WHAT YOU NEED TO DO
Below is a block of records: output all of them exactly and leave out the pictures.

DATA IN THIS EXERCISE
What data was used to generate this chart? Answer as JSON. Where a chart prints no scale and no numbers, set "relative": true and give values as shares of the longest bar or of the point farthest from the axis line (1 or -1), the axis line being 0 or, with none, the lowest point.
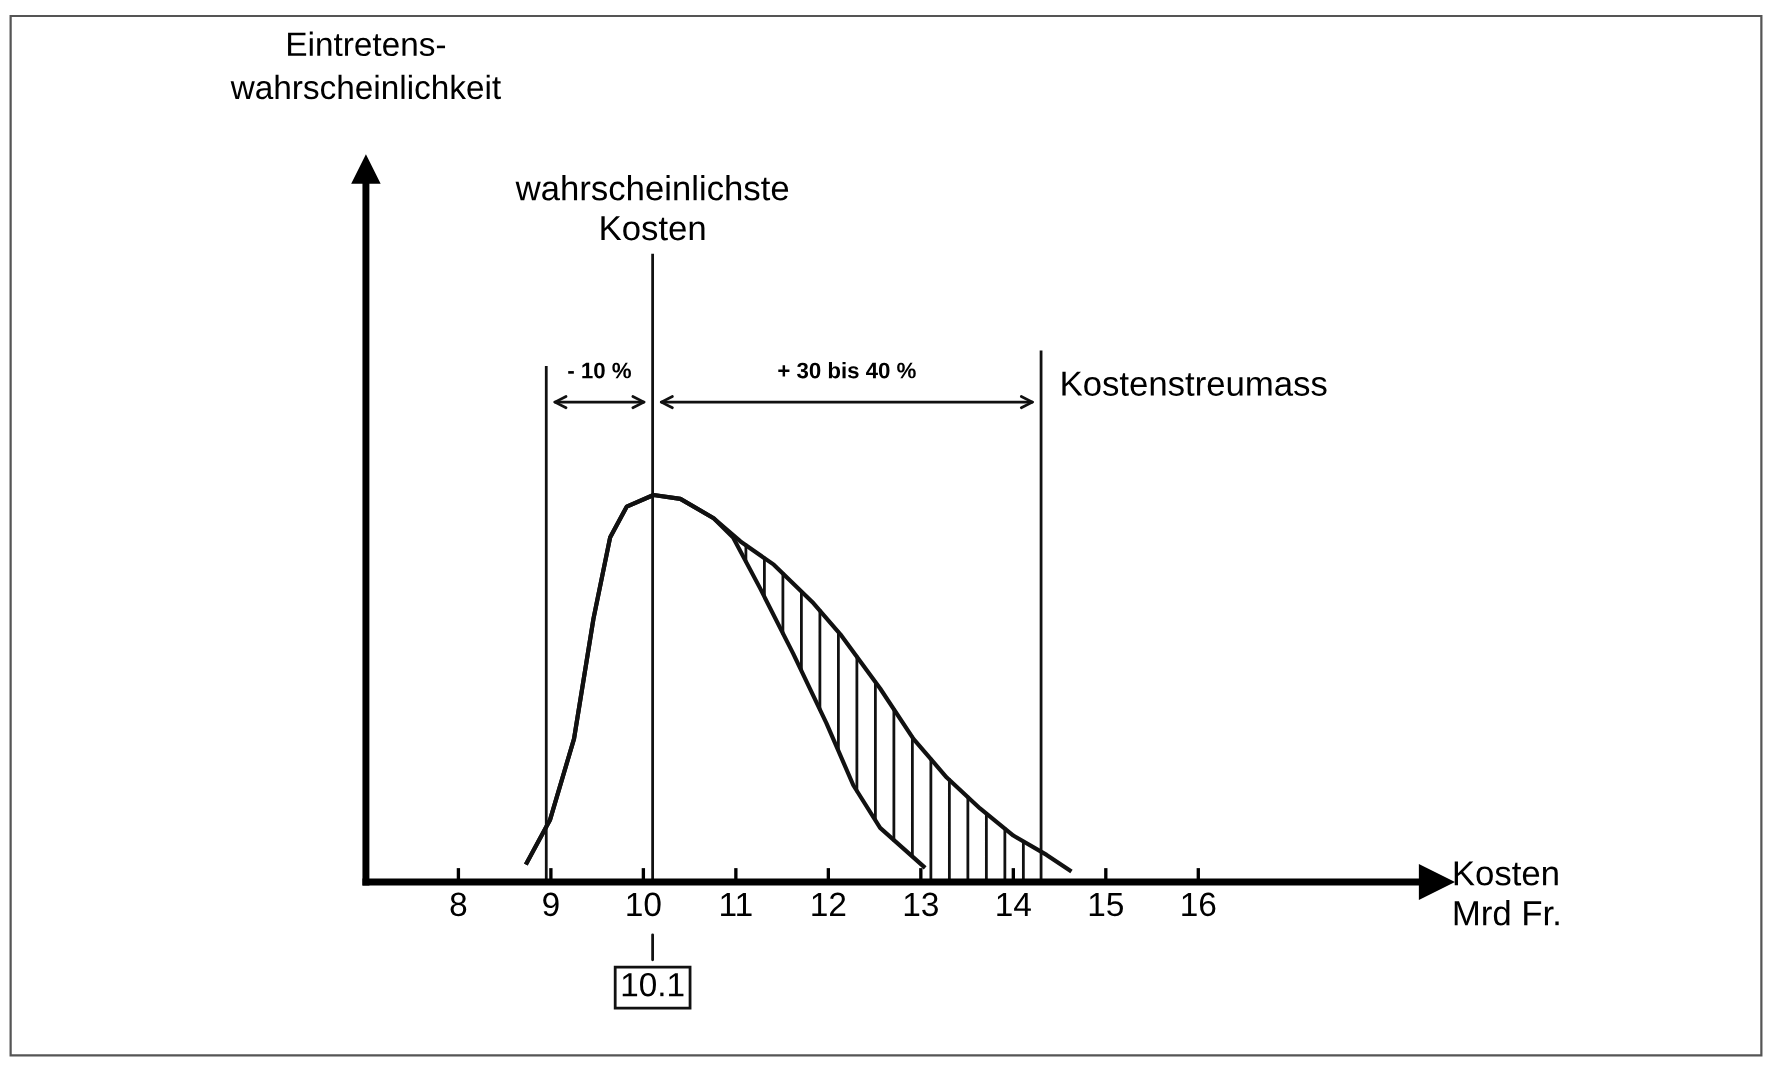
{
  "chart_data": {
    "type": "line",
    "relative": true,
    "xlabel": "Kosten\nMrd Fr.",
    "xlim": [
      7,
      18.4
    ],
    "xticks": [
      8,
      9,
      10,
      11,
      12,
      13,
      14,
      15,
      16
    ],
    "grid": false,
    "marker": "none",
    "line_style": "solid",
    "series": [
      {
        "color": "#111111",
        "x": [
          8.74,
          8.99,
          9.25,
          9.46,
          9.64,
          9.82,
          10.11,
          10.4,
          10.76,
          11.05,
          11.41,
          11.84,
          12.13,
          12.56,
          12.92,
          13.28,
          13.64,
          14.0,
          14.36,
          14.61
        ],
        "values": [
          0.05,
          0.16,
          0.37,
          0.68,
          0.89,
          0.97,
          1.0,
          0.99,
          0.94,
          0.88,
          0.82,
          0.72,
          0.64,
          0.5,
          0.37,
          0.27,
          0.19,
          0.12,
          0.07,
          0.03
        ]
      },
      {
        "color": "#111111",
        "x": [
          8.74,
          8.99,
          9.25,
          9.46,
          9.64,
          9.82,
          10.11,
          10.4,
          10.76,
          10.97,
          11.26,
          11.62,
          11.98,
          12.27,
          12.56,
          13.03
        ],
        "values": [
          0.05,
          0.16,
          0.37,
          0.68,
          0.89,
          0.97,
          1.0,
          0.99,
          0.94,
          0.89,
          0.76,
          0.59,
          0.41,
          0.25,
          0.14,
          0.04
        ]
      }
    ],
    "ref_lines": [
      {
        "axis": "x",
        "value": 8.95,
        "label": null
      },
      {
        "axis": "x",
        "value": 10.1,
        "label": "wahrscheinlichste\nKosten"
      },
      {
        "axis": "x",
        "value": 14.3,
        "label": "Kostenstreumass"
      }
    ],
    "annotations": [
      "- 10 %",
      "+ 30 bis 40 %",
      "Eintretens-\nwahrscheinlichkeit",
      {
        "text": "10.1",
        "x": 10.1,
        "y": 0
      }
    ]
  }
}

TASK RESPONSE
What data was used to generate this chart? Answer as JSON. Where a chart prints no scale and no numbers, set "relative": true and give values as shares of the longest bar or of the point farthest from the axis line (1 or -1), the axis line being 0 or, with none, the lowest point.
{
  "chart_data": {
    "type": "line",
    "relative": true,
    "xlabel": "Kosten\nMrd Fr.",
    "xlim": [
      7,
      18.4
    ],
    "xticks": [
      8,
      9,
      10,
      11,
      12,
      13,
      14,
      15,
      16
    ],
    "grid": false,
    "marker": "none",
    "line_style": "solid",
    "series": [
      {
        "color": "#111111",
        "x": [
          8.74,
          8.99,
          9.25,
          9.46,
          9.64,
          9.82,
          10.11,
          10.4,
          10.76,
          11.05,
          11.41,
          11.84,
          12.13,
          12.56,
          12.92,
          13.28,
          13.64,
          14.0,
          14.36,
          14.61
        ],
        "values": [
          0.05,
          0.16,
          0.37,
          0.68,
          0.89,
          0.97,
          1.0,
          0.99,
          0.94,
          0.88,
          0.82,
          0.72,
          0.64,
          0.5,
          0.37,
          0.27,
          0.19,
          0.12,
          0.07,
          0.03
        ]
      },
      {
        "color": "#111111",
        "x": [
          8.74,
          8.99,
          9.25,
          9.46,
          9.64,
          9.82,
          10.11,
          10.4,
          10.76,
          10.97,
          11.26,
          11.62,
          11.98,
          12.27,
          12.56,
          13.03
        ],
        "values": [
          0.05,
          0.16,
          0.37,
          0.68,
          0.89,
          0.97,
          1.0,
          0.99,
          0.94,
          0.89,
          0.76,
          0.59,
          0.41,
          0.25,
          0.14,
          0.04
        ]
      }
    ],
    "ref_lines": [
      {
        "axis": "x",
        "value": 8.95,
        "label": null
      },
      {
        "axis": "x",
        "value": 10.1,
        "label": "wahrscheinlichste\nKosten"
      },
      {
        "axis": "x",
        "value": 14.3,
        "label": "Kostenstreumass"
      }
    ],
    "annotations": [
      "- 10 %",
      "+ 30 bis 40 %",
      "Eintretens-\nwahrscheinlichkeit",
      {
        "text": "10.1",
        "x": 10.1,
        "y": 0
      }
    ]
  }
}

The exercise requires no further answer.